══ EXERCISE DATA
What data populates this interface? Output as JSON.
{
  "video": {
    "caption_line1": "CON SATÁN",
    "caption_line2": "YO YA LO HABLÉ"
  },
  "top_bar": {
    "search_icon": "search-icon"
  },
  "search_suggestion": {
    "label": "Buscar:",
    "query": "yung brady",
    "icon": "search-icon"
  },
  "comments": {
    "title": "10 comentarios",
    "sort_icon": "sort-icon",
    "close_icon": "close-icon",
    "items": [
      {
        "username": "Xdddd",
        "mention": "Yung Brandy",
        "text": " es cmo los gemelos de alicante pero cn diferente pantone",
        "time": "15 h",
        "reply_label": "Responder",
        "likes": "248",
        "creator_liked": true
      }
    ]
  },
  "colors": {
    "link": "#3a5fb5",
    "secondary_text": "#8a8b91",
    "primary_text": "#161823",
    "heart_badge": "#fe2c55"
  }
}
════
=== WHAT THE TASK ASKS ===
Print the entries exactly. Include every one.

=== EXERCISE ANSWER ===
What data populates this interface? Output as JSON.
{
  "video": {
    "caption_line1": "CON SATÁN",
    "caption_line2": "YO YA LO HABLÉ"
  },
  "top_bar": {
    "search_icon": "search-icon"
  },
  "search_suggestion": {
    "label": "Buscar:",
    "query": "yung brady",
    "icon": "search-icon"
  },
  "comments": {
    "title": "10 comentarios",
    "sort_icon": "sort-icon",
    "close_icon": "close-icon",
    "items": [
      {
        "username": "Xdddd",
        "mention": "Yung Brandy",
        "text": " es cmo los gemelos de alicante pero cn diferente pantone",
        "time": "15 h",
        "reply_label": "Responder",
        "likes": "248",
        "creator_liked": true
      }
    ]
  },
  "colors": {
    "link": "#3a5fb5",
    "secondary_text": "#8a8b91",
    "primary_text": "#161823",
    "heart_badge": "#fe2c55"
  }
}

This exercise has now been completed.